**Given task:**
How many of these lines hold the string "Alterar"? Answer with the number only.

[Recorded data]
........

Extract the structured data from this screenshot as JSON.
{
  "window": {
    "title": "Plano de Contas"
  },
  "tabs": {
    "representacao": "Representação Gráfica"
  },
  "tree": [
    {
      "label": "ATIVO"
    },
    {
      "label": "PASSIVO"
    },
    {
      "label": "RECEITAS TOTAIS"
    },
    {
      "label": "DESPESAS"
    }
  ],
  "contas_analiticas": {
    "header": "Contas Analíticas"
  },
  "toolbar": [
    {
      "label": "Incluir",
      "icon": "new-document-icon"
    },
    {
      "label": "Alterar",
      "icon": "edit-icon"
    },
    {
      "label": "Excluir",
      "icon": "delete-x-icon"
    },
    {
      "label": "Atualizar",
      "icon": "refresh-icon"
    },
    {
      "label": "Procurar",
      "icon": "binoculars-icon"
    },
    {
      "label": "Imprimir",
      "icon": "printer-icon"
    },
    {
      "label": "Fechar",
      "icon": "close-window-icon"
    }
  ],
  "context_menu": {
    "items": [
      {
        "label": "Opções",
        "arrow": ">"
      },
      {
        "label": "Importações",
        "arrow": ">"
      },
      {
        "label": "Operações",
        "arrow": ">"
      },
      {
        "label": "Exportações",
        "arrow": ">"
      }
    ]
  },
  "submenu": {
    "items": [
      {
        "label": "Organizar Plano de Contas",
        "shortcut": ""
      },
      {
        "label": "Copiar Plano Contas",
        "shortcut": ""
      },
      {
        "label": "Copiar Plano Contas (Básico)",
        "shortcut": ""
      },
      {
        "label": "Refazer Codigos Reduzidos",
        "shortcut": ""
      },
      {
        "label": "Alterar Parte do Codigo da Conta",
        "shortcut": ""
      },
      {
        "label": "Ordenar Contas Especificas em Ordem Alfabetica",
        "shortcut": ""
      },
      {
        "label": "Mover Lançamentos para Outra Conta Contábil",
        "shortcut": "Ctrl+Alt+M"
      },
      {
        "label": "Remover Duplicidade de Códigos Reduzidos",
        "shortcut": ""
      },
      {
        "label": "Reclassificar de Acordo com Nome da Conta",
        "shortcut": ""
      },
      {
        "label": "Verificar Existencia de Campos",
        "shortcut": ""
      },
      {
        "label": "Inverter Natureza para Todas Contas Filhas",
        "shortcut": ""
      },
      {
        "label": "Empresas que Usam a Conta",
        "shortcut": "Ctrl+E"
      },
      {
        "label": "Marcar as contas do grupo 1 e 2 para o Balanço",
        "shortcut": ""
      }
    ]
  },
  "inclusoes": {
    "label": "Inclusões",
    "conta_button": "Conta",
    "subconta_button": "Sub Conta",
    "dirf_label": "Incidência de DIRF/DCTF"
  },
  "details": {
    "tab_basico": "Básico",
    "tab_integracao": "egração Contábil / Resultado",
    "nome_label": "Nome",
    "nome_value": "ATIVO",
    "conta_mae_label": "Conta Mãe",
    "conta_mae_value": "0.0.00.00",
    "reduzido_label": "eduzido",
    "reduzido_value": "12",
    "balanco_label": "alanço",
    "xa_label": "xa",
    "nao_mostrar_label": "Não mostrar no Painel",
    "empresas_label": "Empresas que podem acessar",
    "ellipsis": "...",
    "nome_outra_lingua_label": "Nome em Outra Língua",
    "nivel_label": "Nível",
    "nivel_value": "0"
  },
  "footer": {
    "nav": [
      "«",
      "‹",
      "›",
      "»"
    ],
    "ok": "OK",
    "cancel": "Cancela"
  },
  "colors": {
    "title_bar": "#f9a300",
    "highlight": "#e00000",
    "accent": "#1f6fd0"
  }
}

........

**Response to this task:**
2